_What the task requires:_ Each record is to be transcribed exactly.
* * *
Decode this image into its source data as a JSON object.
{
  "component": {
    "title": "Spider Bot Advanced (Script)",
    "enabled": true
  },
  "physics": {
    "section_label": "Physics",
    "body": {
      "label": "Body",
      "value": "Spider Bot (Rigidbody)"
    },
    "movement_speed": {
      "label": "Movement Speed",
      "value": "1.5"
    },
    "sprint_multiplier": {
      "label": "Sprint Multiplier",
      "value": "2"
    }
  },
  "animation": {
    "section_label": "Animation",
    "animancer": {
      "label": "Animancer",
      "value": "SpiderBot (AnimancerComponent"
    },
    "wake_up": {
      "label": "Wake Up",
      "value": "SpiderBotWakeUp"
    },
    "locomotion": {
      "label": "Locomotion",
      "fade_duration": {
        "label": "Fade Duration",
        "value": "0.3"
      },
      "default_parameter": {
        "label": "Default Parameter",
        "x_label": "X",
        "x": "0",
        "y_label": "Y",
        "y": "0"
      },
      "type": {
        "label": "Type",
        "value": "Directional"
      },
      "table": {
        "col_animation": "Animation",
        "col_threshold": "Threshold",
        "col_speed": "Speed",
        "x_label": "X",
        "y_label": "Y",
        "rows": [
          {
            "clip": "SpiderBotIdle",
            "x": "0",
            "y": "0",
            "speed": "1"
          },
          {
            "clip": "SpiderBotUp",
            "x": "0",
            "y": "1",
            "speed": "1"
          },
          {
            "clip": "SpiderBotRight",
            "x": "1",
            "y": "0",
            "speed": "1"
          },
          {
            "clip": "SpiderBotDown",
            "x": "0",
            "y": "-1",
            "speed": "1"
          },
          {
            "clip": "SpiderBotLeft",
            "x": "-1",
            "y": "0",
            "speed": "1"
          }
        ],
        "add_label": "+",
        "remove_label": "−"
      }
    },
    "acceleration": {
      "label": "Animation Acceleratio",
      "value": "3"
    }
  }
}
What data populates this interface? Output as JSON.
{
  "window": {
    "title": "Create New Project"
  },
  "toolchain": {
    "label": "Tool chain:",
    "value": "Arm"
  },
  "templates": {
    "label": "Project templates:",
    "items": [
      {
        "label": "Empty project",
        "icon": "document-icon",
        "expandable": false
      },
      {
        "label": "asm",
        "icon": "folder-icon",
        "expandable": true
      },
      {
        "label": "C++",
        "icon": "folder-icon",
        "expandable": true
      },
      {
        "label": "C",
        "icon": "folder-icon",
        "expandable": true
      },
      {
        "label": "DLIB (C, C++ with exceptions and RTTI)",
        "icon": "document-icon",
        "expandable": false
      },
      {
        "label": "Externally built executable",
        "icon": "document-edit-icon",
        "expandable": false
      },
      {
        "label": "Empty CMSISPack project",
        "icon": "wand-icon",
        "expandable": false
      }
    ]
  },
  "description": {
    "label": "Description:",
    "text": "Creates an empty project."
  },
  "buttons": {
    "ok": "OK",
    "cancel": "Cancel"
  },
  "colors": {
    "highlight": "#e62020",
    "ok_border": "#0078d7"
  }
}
* * *
_Exercise result:_
Decode this image into its source data as a JSON object.
{
  "component": {
    "title": "Spider Bot Advanced (Script)",
    "enabled": true
  },
  "physics": {
    "section_label": "Physics",
    "body": {
      "label": "Body",
      "value": "Spider Bot (Rigidbody)"
    },
    "movement_speed": {
      "label": "Movement Speed",
      "value": "1.5"
    },
    "sprint_multiplier": {
      "label": "Sprint Multiplier",
      "value": "2"
    }
  },
  "animation": {
    "section_label": "Animation",
    "animancer": {
      "label": "Animancer",
      "value": "SpiderBot (AnimancerComponent"
    },
    "wake_up": {
      "label": "Wake Up",
      "value": "SpiderBotWakeUp"
    },
    "locomotion": {
      "label": "Locomotion",
      "fade_duration": {
        "label": "Fade Duration",
        "value": "0.3"
      },
      "default_parameter": {
        "label": "Default Parameter",
        "x_label": "X",
        "x": "0",
        "y_label": "Y",
        "y": "0"
      },
      "type": {
        "label": "Type",
        "value": "Directional"
      },
      "table": {
        "col_animation": "Animation",
        "col_threshold": "Threshold",
        "col_speed": "Speed",
        "x_label": "X",
        "y_label": "Y",
        "rows": [
          {
            "clip": "SpiderBotIdle",
            "x": "0",
            "y": "0",
            "speed": "1"
          },
          {
            "clip": "SpiderBotUp",
            "x": "0",
            "y": "1",
            "speed": "1"
          },
          {
            "clip": "SpiderBotRight",
            "x": "1",
            "y": "0",
            "speed": "1"
          },
          {
            "clip": "SpiderBotDown",
            "x": "0",
            "y": "-1",
            "speed": "1"
          },
          {
            "clip": "SpiderBotLeft",
            "x": "-1",
            "y": "0",
            "speed": "1"
          }
        ],
        "add_label": "+",
        "remove_label": "−"
      }
    },
    "acceleration": {
      "label": "Animation Acceleratio",
      "value": "3"
    }
  }
}
What data populates this interface? Output as JSON.
{
  "window": {
    "title": "Create New Project"
  },
  "toolchain": {
    "label": "Tool chain:",
    "value": "Arm"
  },
  "templates": {
    "label": "Project templates:",
    "items": [
      {
        "label": "Empty project",
        "icon": "document-icon",
        "expandable": false
      },
      {
        "label": "asm",
        "icon": "folder-icon",
        "expandable": true
      },
      {
        "label": "C++",
        "icon": "folder-icon",
        "expandable": true
      },
      {
        "label": "C",
        "icon": "folder-icon",
        "expandable": true
      },
      {
        "label": "DLIB (C, C++ with exceptions and RTTI)",
        "icon": "document-icon",
        "expandable": false
      },
      {
        "label": "Externally built executable",
        "icon": "document-edit-icon",
        "expandable": false
      },
      {
        "label": "Empty CMSISPack project",
        "icon": "wand-icon",
        "expandable": false
      }
    ]
  },
  "description": {
    "label": "Description:",
    "text": "Creates an empty project."
  },
  "buttons": {
    "ok": "OK",
    "cancel": "Cancel"
  },
  "colors": {
    "highlight": "#e62020",
    "ok_border": "#0078d7"
  }
}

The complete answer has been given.